─── Supplied entries

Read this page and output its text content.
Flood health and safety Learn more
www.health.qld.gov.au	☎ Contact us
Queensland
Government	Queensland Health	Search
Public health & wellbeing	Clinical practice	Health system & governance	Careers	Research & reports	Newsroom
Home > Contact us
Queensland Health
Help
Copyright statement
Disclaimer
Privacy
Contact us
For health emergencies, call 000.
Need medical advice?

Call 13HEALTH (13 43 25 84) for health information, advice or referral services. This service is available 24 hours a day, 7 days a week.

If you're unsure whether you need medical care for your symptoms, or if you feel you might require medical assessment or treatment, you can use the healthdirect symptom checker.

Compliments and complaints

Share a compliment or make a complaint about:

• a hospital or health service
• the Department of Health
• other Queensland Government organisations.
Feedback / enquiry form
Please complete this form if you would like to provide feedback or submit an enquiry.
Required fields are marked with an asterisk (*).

──────
─── Supplied entries

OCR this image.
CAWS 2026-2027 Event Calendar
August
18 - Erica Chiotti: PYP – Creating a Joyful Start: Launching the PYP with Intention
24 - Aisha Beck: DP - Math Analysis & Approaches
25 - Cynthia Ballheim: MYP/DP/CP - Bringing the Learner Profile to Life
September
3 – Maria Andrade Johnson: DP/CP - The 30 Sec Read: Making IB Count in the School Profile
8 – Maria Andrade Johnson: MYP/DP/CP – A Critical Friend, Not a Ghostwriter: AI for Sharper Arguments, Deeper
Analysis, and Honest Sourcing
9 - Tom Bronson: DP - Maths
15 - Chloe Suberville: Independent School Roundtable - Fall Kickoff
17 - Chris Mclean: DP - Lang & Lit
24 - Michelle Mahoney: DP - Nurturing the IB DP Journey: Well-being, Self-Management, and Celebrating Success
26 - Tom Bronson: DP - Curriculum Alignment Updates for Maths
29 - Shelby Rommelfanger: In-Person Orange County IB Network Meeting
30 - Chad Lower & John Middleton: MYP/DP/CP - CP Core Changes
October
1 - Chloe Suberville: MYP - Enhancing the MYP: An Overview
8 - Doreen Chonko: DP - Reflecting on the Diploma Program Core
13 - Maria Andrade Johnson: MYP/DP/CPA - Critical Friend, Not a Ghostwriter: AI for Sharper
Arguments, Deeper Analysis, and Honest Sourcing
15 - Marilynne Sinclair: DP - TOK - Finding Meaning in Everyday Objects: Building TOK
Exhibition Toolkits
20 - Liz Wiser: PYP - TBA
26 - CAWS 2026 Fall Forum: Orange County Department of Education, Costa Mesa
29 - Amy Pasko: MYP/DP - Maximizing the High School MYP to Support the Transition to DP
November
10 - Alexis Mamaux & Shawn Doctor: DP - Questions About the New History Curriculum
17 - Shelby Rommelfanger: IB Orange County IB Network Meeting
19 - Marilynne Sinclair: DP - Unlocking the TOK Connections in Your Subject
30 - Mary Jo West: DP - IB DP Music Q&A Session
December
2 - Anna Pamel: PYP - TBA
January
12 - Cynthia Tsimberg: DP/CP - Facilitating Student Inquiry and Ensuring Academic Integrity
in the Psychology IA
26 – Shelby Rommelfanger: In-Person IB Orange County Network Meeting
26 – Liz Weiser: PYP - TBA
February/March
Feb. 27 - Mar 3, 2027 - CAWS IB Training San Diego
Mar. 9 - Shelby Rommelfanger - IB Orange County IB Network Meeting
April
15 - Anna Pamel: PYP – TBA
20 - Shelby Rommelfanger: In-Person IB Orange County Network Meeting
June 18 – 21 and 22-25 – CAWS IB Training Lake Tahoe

──────

● Required task
In the entries above, count each line holding "Maria" and report the total and nothing more.

● Task response
3